Material provided –

-*-*-

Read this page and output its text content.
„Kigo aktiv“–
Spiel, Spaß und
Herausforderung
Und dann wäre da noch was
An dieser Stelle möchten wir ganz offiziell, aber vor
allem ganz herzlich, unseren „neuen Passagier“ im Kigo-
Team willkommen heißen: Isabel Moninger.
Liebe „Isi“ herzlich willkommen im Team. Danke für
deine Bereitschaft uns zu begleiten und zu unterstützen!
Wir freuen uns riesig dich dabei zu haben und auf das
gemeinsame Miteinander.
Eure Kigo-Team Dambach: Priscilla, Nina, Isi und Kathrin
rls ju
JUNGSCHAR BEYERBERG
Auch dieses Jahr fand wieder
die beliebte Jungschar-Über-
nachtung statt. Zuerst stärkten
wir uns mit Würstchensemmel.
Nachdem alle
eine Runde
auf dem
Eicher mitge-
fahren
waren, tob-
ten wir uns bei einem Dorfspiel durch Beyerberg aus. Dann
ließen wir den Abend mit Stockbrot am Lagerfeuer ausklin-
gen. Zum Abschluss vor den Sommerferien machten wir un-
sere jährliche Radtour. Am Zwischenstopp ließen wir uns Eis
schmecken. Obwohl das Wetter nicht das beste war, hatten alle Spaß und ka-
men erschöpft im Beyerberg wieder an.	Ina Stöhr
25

-*-*-

Task –
All of the entries above need to be reproduced exactly.

Finished exercise –
Read this page and output its text content.
„Kigo aktiv“–
Spiel, Spaß und
Herausforderung
Und dann wäre da noch was
An dieser Stelle möchten wir ganz offiziell, aber vor
allem ganz herzlich, unseren „neuen Passagier“ im Kigo-
Team willkommen heißen: Isabel Moninger.
Liebe „Isi“ herzlich willkommen im Team. Danke für
deine Bereitschaft uns zu begleiten und zu unterstützen!
Wir freuen uns riesig dich dabei zu haben und auf das
gemeinsame Miteinander.
Eure Kigo-Team Dambach: Priscilla, Nina, Isi und Kathrin
rls ju
JUNGSCHAR BEYERBERG
Auch dieses Jahr fand wieder
die beliebte Jungschar-Über-
nachtung statt. Zuerst stärkten
wir uns mit Würstchensemmel.
Nachdem alle
eine Runde
auf dem
Eicher mitge-
fahren
waren, tob-
ten wir uns bei einem Dorfspiel durch Beyerberg aus. Dann
ließen wir den Abend mit Stockbrot am Lagerfeuer ausklin-
gen. Zum Abschluss vor den Sommerferien machten wir un-
sere jährliche Radtour. Am Zwischenstopp ließen wir uns Eis
schmecken. Obwohl das Wetter nicht das beste war, hatten alle Spaß und ka-
men erschöpft im Beyerberg wieder an.	Ina Stöhr
25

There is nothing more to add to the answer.